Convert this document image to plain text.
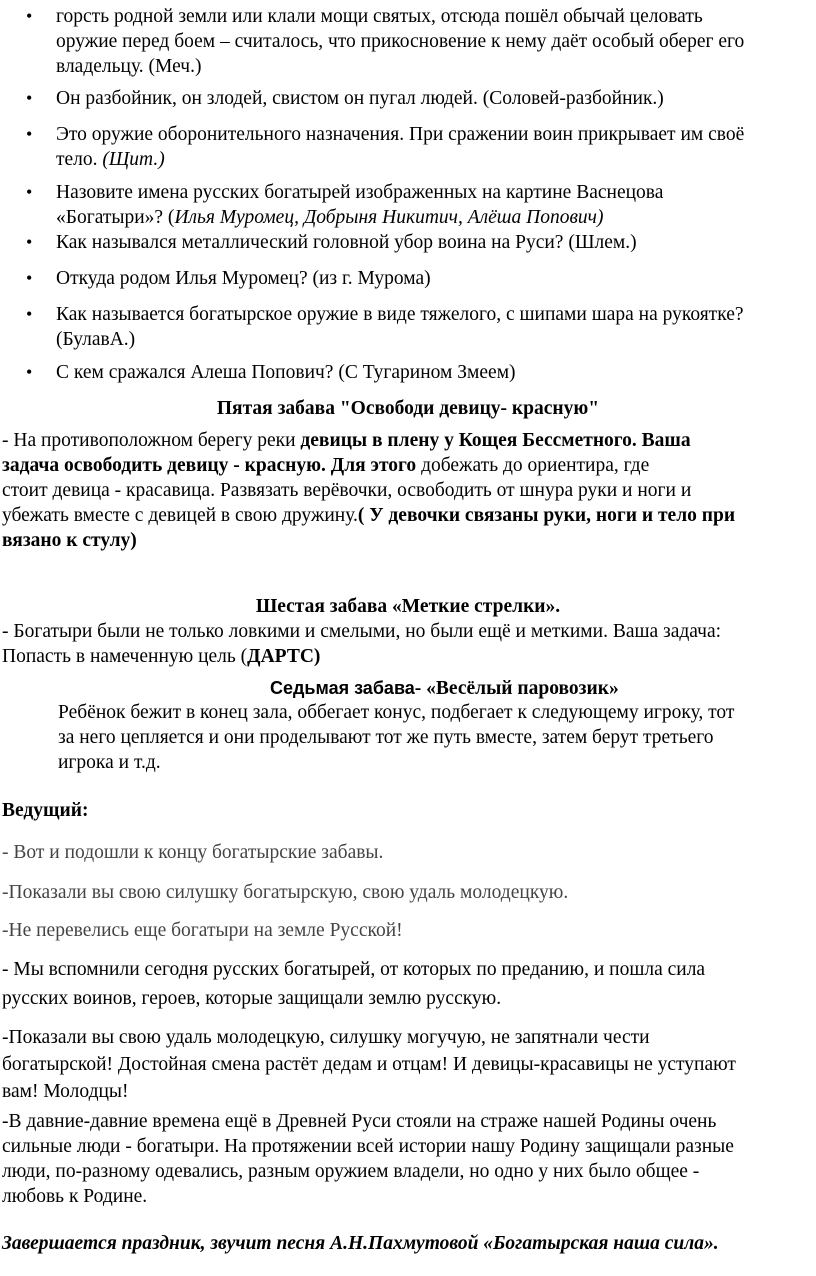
• горсть родной земли или клали мощи святых, отсюда пошёл обычай целовать
оружие перед боем – считалось, что прикосновение к нему даёт особый оберег его
владельцу. (Меч.)
• Он разбойник, он злодей, свистом он пугал людей. (Соловей-разбойник.)
• Это оружие оборонительного назначения. При сражении воин прикрывает им своё
тело. (Щит.)
• Назовите имена русских богатырей изображенных на картине Васнецова
«Богатыри»? (Илья Муромец, Добрыня Никитич, Алёша Попович)
• Как назывался металлический головной убор воина на Руси? (Шлем.)
• Откуда родом Илья Муромец? (из г. Мурома)
• Как называется богатырское оружие в виде тяжелого, с шипами шара на рукоятке?
(БулавА.)
• С кем сражался Алеша Попович? (С Тугарином Змеем)
Пятая забава "Освободи девицу- красную"
- На противоположном берегу реки девицы в плену у Кощея Бессметного. Ваша
задача освободить девицу - красную. Для этого добежать до ориентира, где
стоит девица - красавица. Развязать верёвочки, освободить от шнура руки и ноги и
убежать вместе с девицей в свою дружину.( У девочки связаны руки, ноги и тело при
вязано к стулу)
Шестая забава «Меткие стрелки».
- Богатыри были не только ловкими и смелыми, но были ещё и меткими. Ваша задача:
Попасть в намеченную цель (ДАРТС)
Седьмая забава- «Весёлый паровозик»
Ребёнок бежит в конец зала, оббегает конус, подбегает к следующему игроку, тот
за него цепляется и они проделывают тот же путь вместе, затем берут третьего
игрока и т.д.
Ведущий:
- Вот и подошли к концу богатырские забавы.
-Показали вы свою силушку богатырскую, свою удаль молодецкую.
-Не перевелись еще богатыри на земле Русской!
- Мы вспомнили сегодня русских богатырей, от которых по преданию, и пошла сила
русских воинов, героев, которые защищали землю русскую.
-Показали вы свою удаль молодецкую, силушку могучую, не запятнали чести
богатырской! Достойная смена растёт дедам и отцам! И девицы-красавицы не уступают
вам! Молодцы!
-В давние-давние времена ещё в Древней Руси стояли на страже нашей Родины очень
сильные люди - богатыри. На протяжении всей истории нашу Родину защищали разные
люди, по-разному одевались, разным оружием владели, но одно у них было общее -
любовь к Родине.
Завершается праздник, звучит песня А.Н.Пахмутовой «Богатырская наша сила».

◆ TASK STATEMENT ◆
Show every line of the listing in which the string "богатырей" can be found.

◆ RESULT OF THE TASK ◆
• Назовите имена русских богатырей изображенных на картине Васнецова
- Мы вспомнили сегодня русских богатырей, от которых по преданию, и пошла сила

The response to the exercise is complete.